* [Exercise requirements] Copy out every line of the items below word for word, but leave out the pictures.

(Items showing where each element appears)
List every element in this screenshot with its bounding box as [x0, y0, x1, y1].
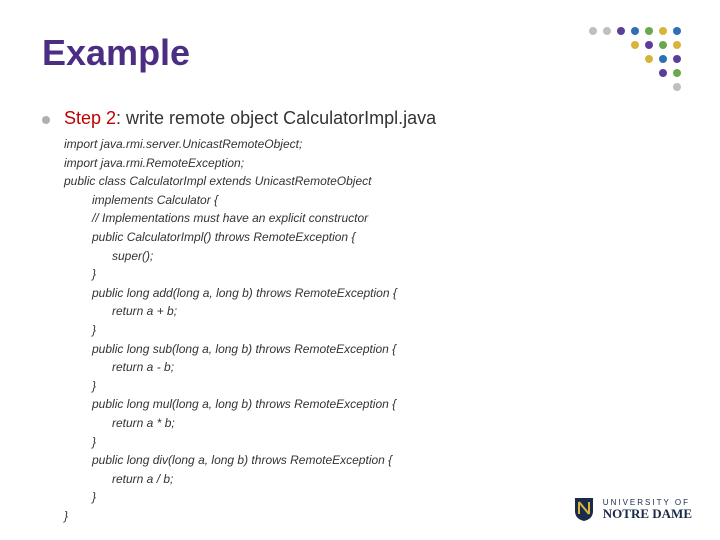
- code-line: public CalculatorImpl() throws RemoteExc…: [64, 228, 660, 247]
- step-label: Step 2: [64, 108, 116, 128]
- code-line: return a * b;: [64, 414, 660, 433]
- code-line: public class CalculatorImpl extends Unic…: [64, 172, 660, 191]
- code-line: }: [64, 507, 660, 526]
- code-line: return a / b;: [64, 470, 660, 489]
- code-line: super();: [64, 247, 660, 266]
- code-line: import java.rmi.server.UnicastRemoteObje…: [64, 135, 660, 154]
- bullet-icon: [42, 116, 50, 124]
- code-line: }: [64, 265, 660, 284]
- code-line: public long add(long a, long b) throws R…: [64, 284, 660, 303]
- code-line: return a + b;: [64, 302, 660, 321]
- code-line: }: [64, 433, 660, 452]
- code-line: public long mul(long a, long b) throws R…: [64, 395, 660, 414]
- logo-text-bottom: NOTRE DAME: [603, 507, 692, 520]
- slide-title: Example: [42, 32, 190, 74]
- code-listing: import java.rmi.server.UnicastRemoteObje…: [64, 135, 660, 525]
- code-line: implements Calculator {: [64, 191, 660, 210]
- code-line: import java.rmi.RemoteException;: [64, 154, 660, 173]
- code-line: }: [64, 321, 660, 340]
- university-logo: UNIVERSITY OF NOTRE DAME: [573, 496, 692, 522]
- code-line: public long div(long a, long b) throws R…: [64, 451, 660, 470]
- code-line: }: [64, 488, 660, 507]
- logo-text: UNIVERSITY OF NOTRE DAME: [603, 499, 692, 520]
- code-line: // Implementations must have an explicit…: [64, 209, 660, 228]
- code-line: public long sub(long a, long b) throws R…: [64, 340, 660, 359]
- code-line: }: [64, 377, 660, 396]
- step-line: Step 2: write remote object CalculatorIm…: [64, 108, 436, 129]
- slide-body: Step 2: write remote object CalculatorIm…: [42, 108, 660, 525]
- code-line: return a - b;: [64, 358, 660, 377]
- corner-dots-decoration: [588, 26, 692, 96]
- logo-shield-icon: [573, 496, 595, 522]
- step-desc: : write remote object CalculatorImpl.jav…: [116, 108, 436, 128]
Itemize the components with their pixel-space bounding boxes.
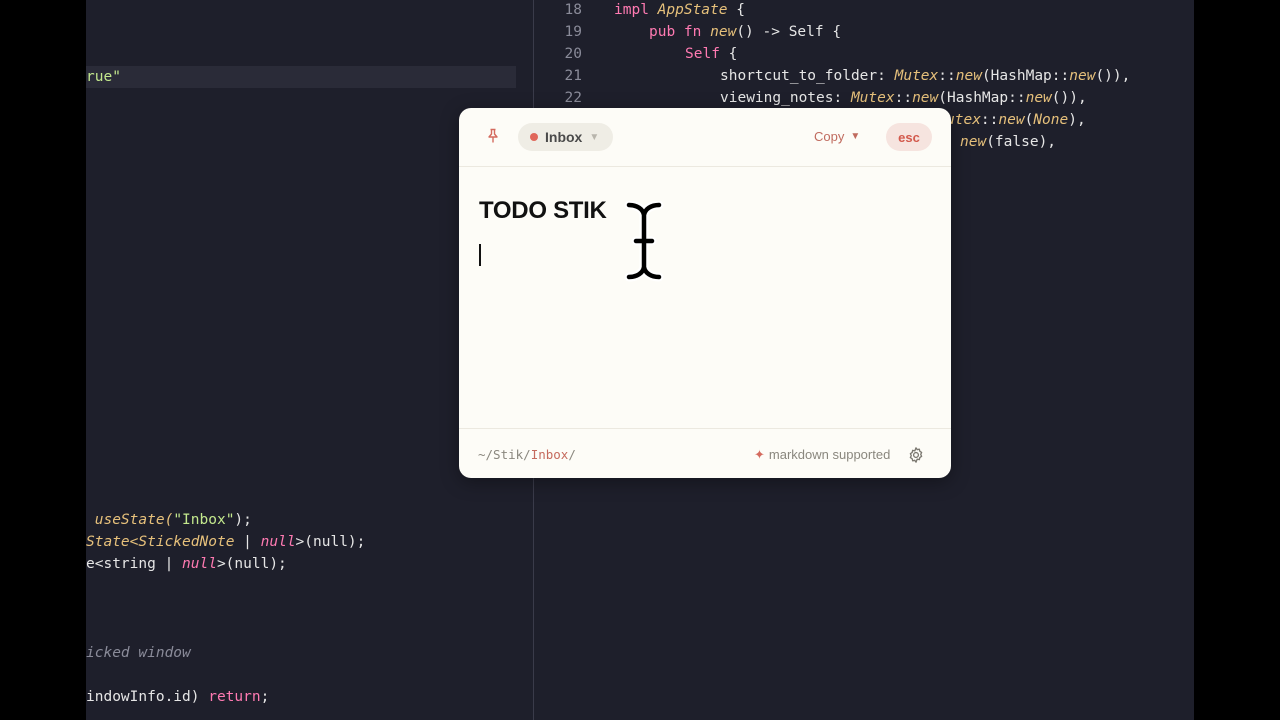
note-editor[interactable]: TODO STIK [459,167,951,428]
code-line: State<StickedNote | null>(null); [86,534,366,550]
code-line: shortcut_to_folder: Mutex::new(HashMap::… [720,68,1131,84]
code-line: viewing_notes: Mutex::new(HashMap::new()… [720,90,1087,106]
sparkle-icon: ✦ [754,447,765,462]
markdown-hint: ✦ markdown supported [754,447,891,462]
code-line: pub fn new() -> Self { [649,24,842,40]
gear-icon[interactable] [907,446,925,464]
code-line: e<string | null>(null); [86,556,287,572]
folder-path: ~/Stik/Inbox/ [478,447,576,462]
line-number: 22 [564,90,582,106]
note-title: TODO STIK [479,197,607,224]
highlighted-line [86,66,516,88]
code-line: useState("Inbox"); [86,512,252,528]
caret-down-icon: ▼ [589,131,600,143]
code-line: impl AppState { [614,2,745,18]
code-line: indowInfo.id) return; [86,689,270,705]
code-line: rue" [86,69,121,85]
esc-button[interactable]: esc [886,123,932,151]
folder-selector[interactable]: Inbox ▼ [518,123,614,151]
caret-down-icon: ▼ [850,131,861,142]
line-number: 19 [564,24,582,40]
code-line: utex::new(None), [946,112,1086,128]
code-line: new(false), [960,134,1057,150]
line-number: 21 [564,68,582,84]
code-line: Self { [685,46,738,62]
editor-left-pane[interactable]: rue" useState("Inbox"); State<StickedNot… [86,0,516,720]
folder-label: Inbox [545,129,583,145]
text-cursor-icon [624,200,664,288]
line-number: 18 [564,2,582,18]
copy-button[interactable]: Copy ▼ [814,129,860,144]
popup-header: Inbox ▼ Copy ▼ esc [459,108,951,167]
text-caret [479,244,481,266]
line-number: 20 [564,46,582,62]
code-comment: icked window [86,645,191,661]
pin-icon[interactable] [484,128,502,146]
stik-note-popup: Inbox ▼ Copy ▼ esc TODO STIK ~/Stik/Inbo… [459,108,951,478]
folder-color-dot [530,133,538,141]
popup-footer: ~/Stik/Inbox/ ✦ markdown supported [459,428,951,478]
copy-label: Copy [814,129,845,144]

* [Output for this task]
List every element in this screenshot with its bounding box as [x0, y0, x1, y1].
- code-line: public CalculatorImpl() throws RemoteExc…: [64, 228, 660, 247]
- step-label: Step 2: [64, 108, 116, 128]
- code-line: return a * b;: [64, 414, 660, 433]
- code-line: public class CalculatorImpl extends Unic…: [64, 172, 660, 191]
- code-line: }: [64, 507, 660, 526]
- code-line: return a / b;: [64, 470, 660, 489]
- code-line: super();: [64, 247, 660, 266]
- code-line: import java.rmi.server.UnicastRemoteObje…: [64, 135, 660, 154]
- bullet-icon: [42, 116, 50, 124]
- code-line: }: [64, 265, 660, 284]
- code-line: public long add(long a, long b) throws R…: [64, 284, 660, 303]
- code-line: return a + b;: [64, 302, 660, 321]
- code-line: }: [64, 433, 660, 452]
- code-line: public long mul(long a, long b) throws R…: [64, 395, 660, 414]
- logo-text-bottom: NOTRE DAME: [603, 507, 692, 520]
- slide-title: Example: [42, 32, 190, 74]
- code-listing: import java.rmi.server.UnicastRemoteObje…: [64, 135, 660, 525]
- code-line: implements Calculator {: [64, 191, 660, 210]
- code-line: import java.rmi.RemoteException;: [64, 154, 660, 173]
- code-line: }: [64, 321, 660, 340]
- university-logo: UNIVERSITY OF NOTRE DAME: [573, 496, 692, 522]
- code-line: public long div(long a, long b) throws R…: [64, 451, 660, 470]
- code-line: }: [64, 488, 660, 507]
- logo-text: UNIVERSITY OF NOTRE DAME: [603, 499, 692, 520]
- code-line: // Implementations must have an explicit…: [64, 209, 660, 228]
- code-line: public long sub(long a, long b) throws R…: [64, 340, 660, 359]
- code-line: }: [64, 377, 660, 396]
- step-line: Step 2: write remote object CalculatorIm…: [64, 108, 436, 129]
- slide-body: Step 2: write remote object CalculatorIm…: [42, 108, 660, 525]
- code-line: return a - b;: [64, 358, 660, 377]
- corner-dots-decoration: [588, 26, 692, 96]
- logo-shield-icon: [573, 496, 595, 522]
- step-desc: : write remote object CalculatorImpl.jav…: [116, 108, 436, 128]
Itemize the components with their pixel-space bounding boxes.
note-editor[interactable]: TODO STIK [459,167,951,428]
code-line: State<StickedNote | null>(null); [86,534,366,550]
code-line: shortcut_to_folder: Mutex::new(HashMap::… [720,68,1131,84]
code-line: viewing_notes: Mutex::new(HashMap::new()… [720,90,1087,106]
sparkle-icon: ✦ [754,447,765,462]
markdown-hint: ✦ markdown supported [754,447,891,462]
code-line: pub fn new() -> Self { [649,24,842,40]
gear-icon[interactable] [907,446,925,464]
code-line: e<string | null>(null); [86,556,287,572]
folder-path: ~/Stik/Inbox/ [478,447,576,462]
line-number: 22 [564,90,582,106]
note-title: TODO STIK [479,197,607,224]
highlighted-line [86,66,516,88]
code-line: useState("Inbox"); [86,512,252,528]
caret-down-icon: ▼ [589,131,600,143]
code-line: impl AppState { [614,2,745,18]
code-line: indowInfo.id) return; [86,689,270,705]
code-line: rue" [86,69,121,85]
esc-button[interactable]: esc [886,123,932,151]
folder-selector[interactable]: Inbox ▼ [518,123,614,151]
caret-down-icon: ▼ [850,131,861,142]
line-number: 19 [564,24,582,40]
code-line: utex::new(None), [946,112,1086,128]
code-line: new(false), [960,134,1057,150]
line-number: 21 [564,68,582,84]
code-line: Self { [685,46,738,62]
editor-left-pane[interactable]: rue" useState("Inbox"); State<StickedNot… [86,0,516,720]
folder-label: Inbox [545,129,583,145]
text-cursor-icon [624,200,664,288]
line-number: 18 [564,2,582,18]
copy-button[interactable]: Copy ▼ [814,129,860,144]
popup-header: Inbox ▼ Copy ▼ esc [459,108,951,167]
text-caret [479,244,481,266]
line-number: 20 [564,46,582,62]
code-comment: icked window [86,645,191,661]
pin-icon[interactable] [484,128,502,146]
stik-note-popup: Inbox ▼ Copy ▼ esc TODO STIK ~/Stik/Inbo… [459,108,951,478]
folder-color-dot [530,133,538,141]
popup-footer: ~/Stik/Inbox/ ✦ markdown supported [459,428,951,478]
copy-label: Copy [814,129,845,144]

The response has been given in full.